---------- DATA EXTRACT ----------

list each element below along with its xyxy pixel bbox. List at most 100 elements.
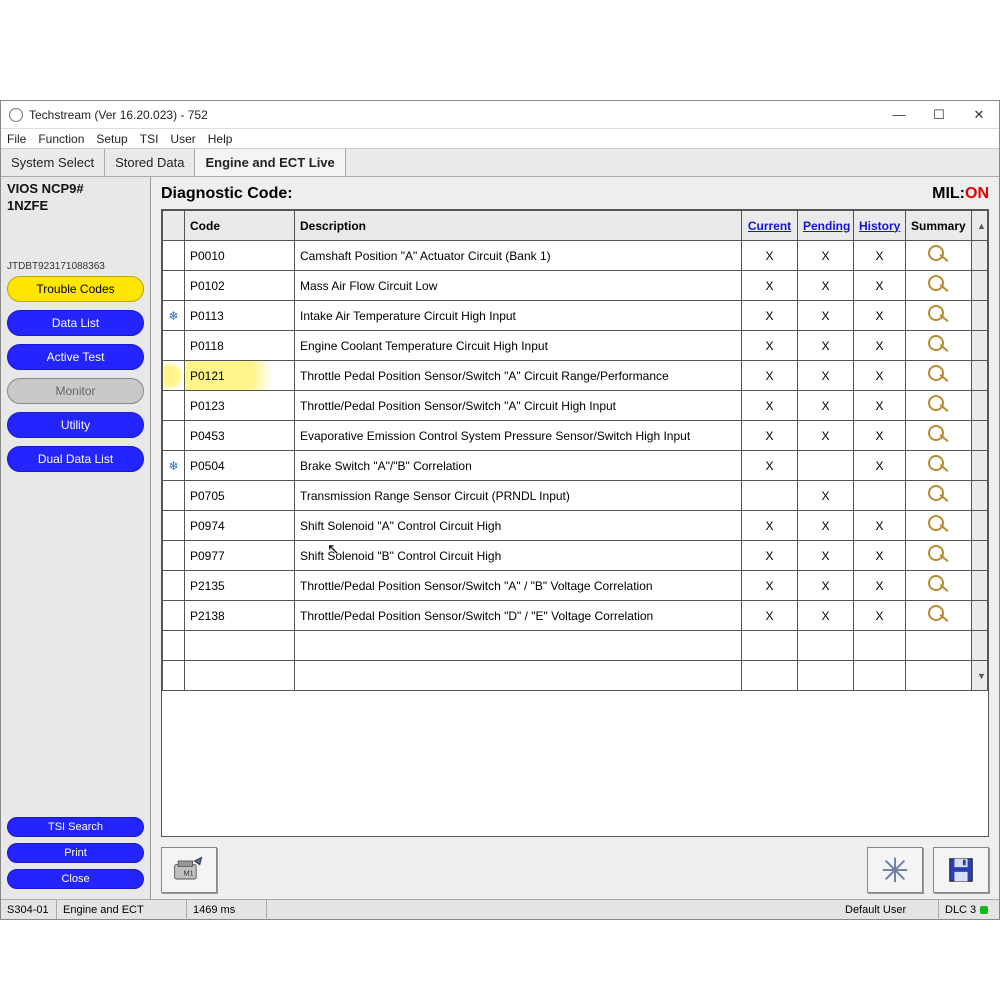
dtc-summary[interactable] bbox=[906, 361, 972, 391]
menu-tsi[interactable]: TSI bbox=[140, 132, 159, 146]
dtc-code: P0504 bbox=[185, 451, 295, 481]
dtc-summary[interactable] bbox=[906, 421, 972, 451]
dtc-description: Camshaft Position "A" Actuator Circuit (… bbox=[295, 241, 742, 271]
dtc-summary[interactable] bbox=[906, 451, 972, 481]
scroll-up-icon[interactable]: ▲ bbox=[972, 211, 988, 241]
table-row[interactable]: P2138Throttle/Pedal Position Sensor/Swit… bbox=[163, 601, 988, 631]
scrollbar-track[interactable] bbox=[972, 451, 988, 481]
table-row[interactable]: P0977Shift Solenoid "B" Control Circuit … bbox=[163, 541, 988, 571]
dtc-description: Shift Solenoid "A" Control Circuit High bbox=[295, 511, 742, 541]
maximize-button[interactable]: ☐ bbox=[919, 101, 959, 129]
scrollbar-track[interactable] bbox=[972, 481, 988, 511]
scroll-down-icon[interactable]: ▼ bbox=[972, 661, 988, 691]
table-row[interactable] bbox=[163, 631, 988, 661]
scrollbar-track[interactable] bbox=[972, 241, 988, 271]
dtc-current: X bbox=[742, 571, 798, 601]
minimize-button[interactable]: — bbox=[879, 101, 919, 129]
dtc-summary[interactable] bbox=[906, 511, 972, 541]
dtc-pending: X bbox=[798, 241, 854, 271]
freeze-frame-icon bbox=[163, 541, 185, 571]
dtc-summary[interactable] bbox=[906, 541, 972, 571]
dtc-code: P0977 bbox=[185, 541, 295, 571]
table-row[interactable]: ▼ bbox=[163, 661, 988, 691]
menu-user[interactable]: User bbox=[170, 132, 195, 146]
freeze-frame-icon bbox=[163, 361, 185, 391]
table-row[interactable]: ❄P0113Intake Air Temperature Circuit Hig… bbox=[163, 301, 988, 331]
diagnostic-title: Diagnostic Code: bbox=[161, 185, 293, 203]
menu-help[interactable]: Help bbox=[208, 132, 233, 146]
scrollbar-track[interactable] bbox=[972, 541, 988, 571]
table-row[interactable]: P0010Camshaft Position "A" Actuator Circ… bbox=[163, 241, 988, 271]
table-row[interactable]: P2135Throttle/Pedal Position Sensor/Swit… bbox=[163, 571, 988, 601]
dtc-summary[interactable] bbox=[906, 571, 972, 601]
nav-utility[interactable]: Utility bbox=[7, 412, 144, 438]
scrollbar-track[interactable] bbox=[972, 301, 988, 331]
sidebar-print-button[interactable]: Print bbox=[7, 843, 144, 863]
freeze-frame-icon bbox=[163, 391, 185, 421]
table-row[interactable]: P0118Engine Coolant Temperature Circuit … bbox=[163, 331, 988, 361]
menu-setup[interactable]: Setup bbox=[96, 132, 127, 146]
table-row[interactable]: P0121Throttle Pedal Position Sensor/Swit… bbox=[163, 361, 988, 391]
sidebar-close-button[interactable]: Close bbox=[7, 869, 144, 889]
dtc-summary[interactable] bbox=[906, 271, 972, 301]
tab-engine-ect-live[interactable]: Engine and ECT Live bbox=[195, 149, 345, 176]
table-row[interactable]: P0453Evaporative Emission Control System… bbox=[163, 421, 988, 451]
sidebar: VIOS NCP9# 1NZFE JTDBT923171088363 Troub… bbox=[1, 177, 151, 899]
dtc-current bbox=[742, 481, 798, 511]
tab-system-select[interactable]: System Select bbox=[1, 149, 105, 176]
dtc-code: P0705 bbox=[185, 481, 295, 511]
magnifier-icon bbox=[926, 514, 952, 534]
close-window-button[interactable]: ✕ bbox=[959, 101, 999, 129]
dtc-pending: X bbox=[798, 301, 854, 331]
magnifier-icon bbox=[926, 334, 952, 354]
nav-trouble-codes[interactable]: Trouble Codes bbox=[7, 276, 144, 302]
scrollbar-track[interactable] bbox=[972, 601, 988, 631]
menu-file[interactable]: File bbox=[7, 132, 26, 146]
magnifier-icon bbox=[926, 394, 952, 414]
snowflake-button[interactable] bbox=[867, 847, 923, 893]
nav-dual-data-list[interactable]: Dual Data List bbox=[7, 446, 144, 472]
nav-active-test[interactable]: Active Test bbox=[7, 344, 144, 370]
dtc-history: X bbox=[854, 421, 906, 451]
scrollbar-track[interactable] bbox=[972, 271, 988, 301]
table-row[interactable]: P0102Mass Air Flow Circuit LowXXX bbox=[163, 271, 988, 301]
statusbar: S304-01 Engine and ECT 1469 ms Default U… bbox=[1, 899, 999, 919]
dtc-summary[interactable] bbox=[906, 391, 972, 421]
table-row[interactable]: ❄P0504Brake Switch "A"/"B" CorrelationXX bbox=[163, 451, 988, 481]
col-pending[interactable]: Pending bbox=[798, 211, 854, 241]
dtc-history: X bbox=[854, 391, 906, 421]
vehicle-model: VIOS NCP9# bbox=[7, 181, 144, 198]
magnifier-icon bbox=[926, 574, 952, 594]
dtc-summary[interactable] bbox=[906, 241, 972, 271]
dtc-pending: X bbox=[798, 421, 854, 451]
col-history[interactable]: History bbox=[854, 211, 906, 241]
col-current[interactable]: Current bbox=[742, 211, 798, 241]
scrollbar-track[interactable] bbox=[972, 511, 988, 541]
scrollbar-track[interactable] bbox=[972, 421, 988, 451]
dtc-summary[interactable] bbox=[906, 301, 972, 331]
magnifier-icon bbox=[926, 454, 952, 474]
table-row[interactable]: P0123Throttle/Pedal Position Sensor/Swit… bbox=[163, 391, 988, 421]
status-ms: 1469 ms bbox=[187, 900, 267, 919]
tab-stored-data[interactable]: Stored Data bbox=[105, 149, 195, 176]
dtc-current: X bbox=[742, 361, 798, 391]
dtc-history: X bbox=[854, 571, 906, 601]
dtc-summary[interactable] bbox=[906, 601, 972, 631]
scrollbar-track[interactable] bbox=[972, 631, 988, 661]
menu-function[interactable]: Function bbox=[38, 132, 84, 146]
dtc-summary[interactable] bbox=[906, 481, 972, 511]
save-button[interactable] bbox=[933, 847, 989, 893]
dtc-current: X bbox=[742, 421, 798, 451]
sidebar-tsi-search-button[interactable]: TSI Search bbox=[7, 817, 144, 837]
table-row[interactable]: P0974Shift Solenoid "A" Control Circuit … bbox=[163, 511, 988, 541]
scrollbar-track[interactable] bbox=[972, 391, 988, 421]
table-row[interactable]: P0705Transmission Range Sensor Circuit (… bbox=[163, 481, 988, 511]
scrollbar-track[interactable] bbox=[972, 361, 988, 391]
nav-data-list[interactable]: Data List bbox=[7, 310, 144, 336]
scrollbar-track[interactable] bbox=[972, 331, 988, 361]
scrollbar-track[interactable] bbox=[972, 571, 988, 601]
dtc-summary[interactable] bbox=[906, 331, 972, 361]
dtc-history bbox=[854, 661, 906, 691]
dtc-code: P0113 bbox=[185, 301, 295, 331]
clear-dtc-button[interactable]: M1 bbox=[161, 847, 217, 893]
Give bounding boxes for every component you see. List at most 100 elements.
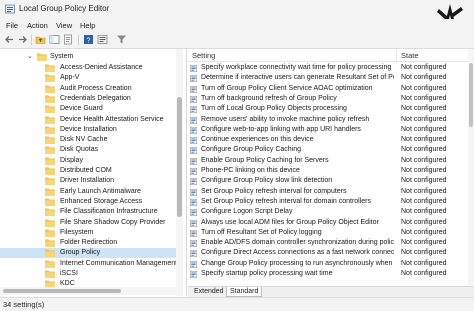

----------

■ **TASK DIRECTIONS**
Please give again the lines of the material from the one containing "dtc-summary[interactable] bbox=[906, 361, 972, 391]" through the one containing "dtc-code: P0977 bbox=[185, 541, 295, 571]", exactly as they appear there.

■ **TASK OUTPUT**
dtc-summary[interactable] bbox=[906, 361, 972, 391]
menu-tsi[interactable]: TSI bbox=[140, 132, 159, 146]
dtc-code: P0504 bbox=[185, 451, 295, 481]
dtc-summary[interactable] bbox=[906, 421, 972, 451]
dtc-description: Camshaft Position "A" Actuator Circuit (… bbox=[295, 241, 742, 271]
dtc-summary[interactable] bbox=[906, 451, 972, 481]
scroll-up-icon[interactable]: ▲ bbox=[972, 211, 988, 241]
table-row[interactable]: P2138Throttle/Pedal Position Sensor/Swit… bbox=[163, 601, 988, 631]
scrollbar-track[interactable] bbox=[972, 451, 988, 481]
table-row[interactable]: P0977Shift Solenoid "B" Control Circuit … bbox=[163, 541, 988, 571]
dtc-description: Shift Solenoid "A" Control Circuit High bbox=[295, 511, 742, 541]
maximize-button[interactable]: ☐ bbox=[919, 101, 959, 129]
scrollbar-track[interactable] bbox=[972, 481, 988, 511]
scroll-down-icon[interactable]: ▼ bbox=[972, 661, 988, 691]
table-row[interactable] bbox=[163, 631, 988, 661]
scrollbar-track[interactable] bbox=[972, 241, 988, 271]
dtc-current: X bbox=[742, 571, 798, 601]
minimize-button[interactable]: — bbox=[879, 101, 919, 129]
dtc-summary[interactable] bbox=[906, 511, 972, 541]
dtc-pending: X bbox=[798, 241, 854, 271]
freeze-frame-icon bbox=[163, 541, 185, 571]
dtc-summary[interactable] bbox=[906, 541, 972, 571]
dtc-code: P0977 bbox=[185, 541, 295, 571]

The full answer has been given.